[Start]

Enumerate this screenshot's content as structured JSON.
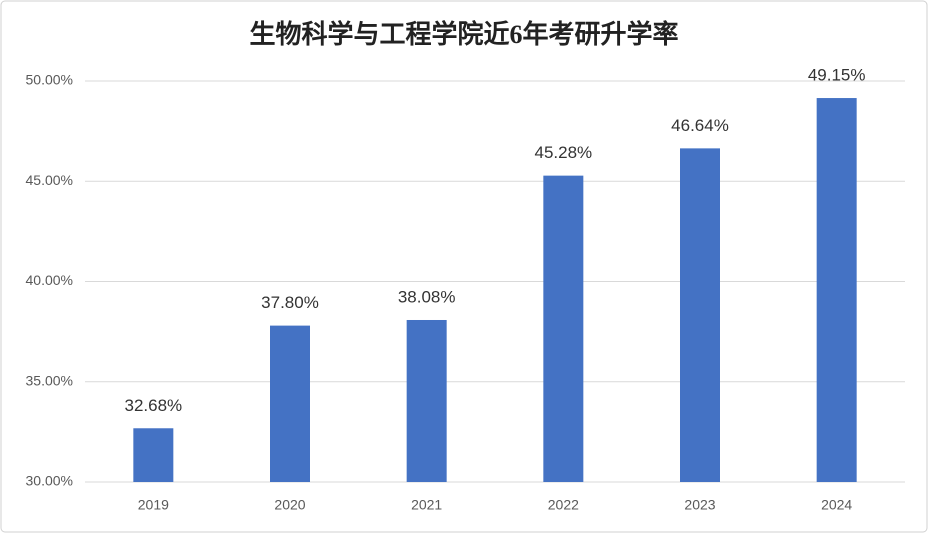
{
  "chart_data": {
    "type": "bar",
    "title": "生物科学与工程学院近6年考研升学率",
    "categories": [
      "2019",
      "2020",
      "2021",
      "2022",
      "2023",
      "2024"
    ],
    "values": [
      32.68,
      37.8,
      38.08,
      45.28,
      46.64,
      49.15
    ],
    "value_labels": [
      "32.68%",
      "37.80%",
      "38.08%",
      "45.28%",
      "46.64%",
      "49.15%"
    ],
    "color": "#4472c4",
    "ylim": [
      30,
      50
    ],
    "yticks": [
      {
        "value": 30,
        "label": "30.00%"
      },
      {
        "value": 35,
        "label": "35.00%"
      },
      {
        "value": 40,
        "label": "40.00%"
      },
      {
        "value": 45,
        "label": "45.00%"
      },
      {
        "value": 50,
        "label": "50.00%"
      }
    ],
    "grid": true
  }
}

[End]

> [What to produce]:
Restate each entry word for word, please, but drop any images it holds.

> [Result for this exercise]:
Enumerate this screenshot's content as structured JSON.
{
  "chart_data": {
    "type": "bar",
    "title": "生物科学与工程学院近6年考研升学率",
    "categories": [
      "2019",
      "2020",
      "2021",
      "2022",
      "2023",
      "2024"
    ],
    "values": [
      32.68,
      37.8,
      38.08,
      45.28,
      46.64,
      49.15
    ],
    "value_labels": [
      "32.68%",
      "37.80%",
      "38.08%",
      "45.28%",
      "46.64%",
      "49.15%"
    ],
    "color": "#4472c4",
    "ylim": [
      30,
      50
    ],
    "yticks": [
      {
        "value": 30,
        "label": "30.00%"
      },
      {
        "value": 35,
        "label": "35.00%"
      },
      {
        "value": 40,
        "label": "40.00%"
      },
      {
        "value": 45,
        "label": "45.00%"
      },
      {
        "value": 50,
        "label": "50.00%"
      }
    ],
    "grid": true
  }
}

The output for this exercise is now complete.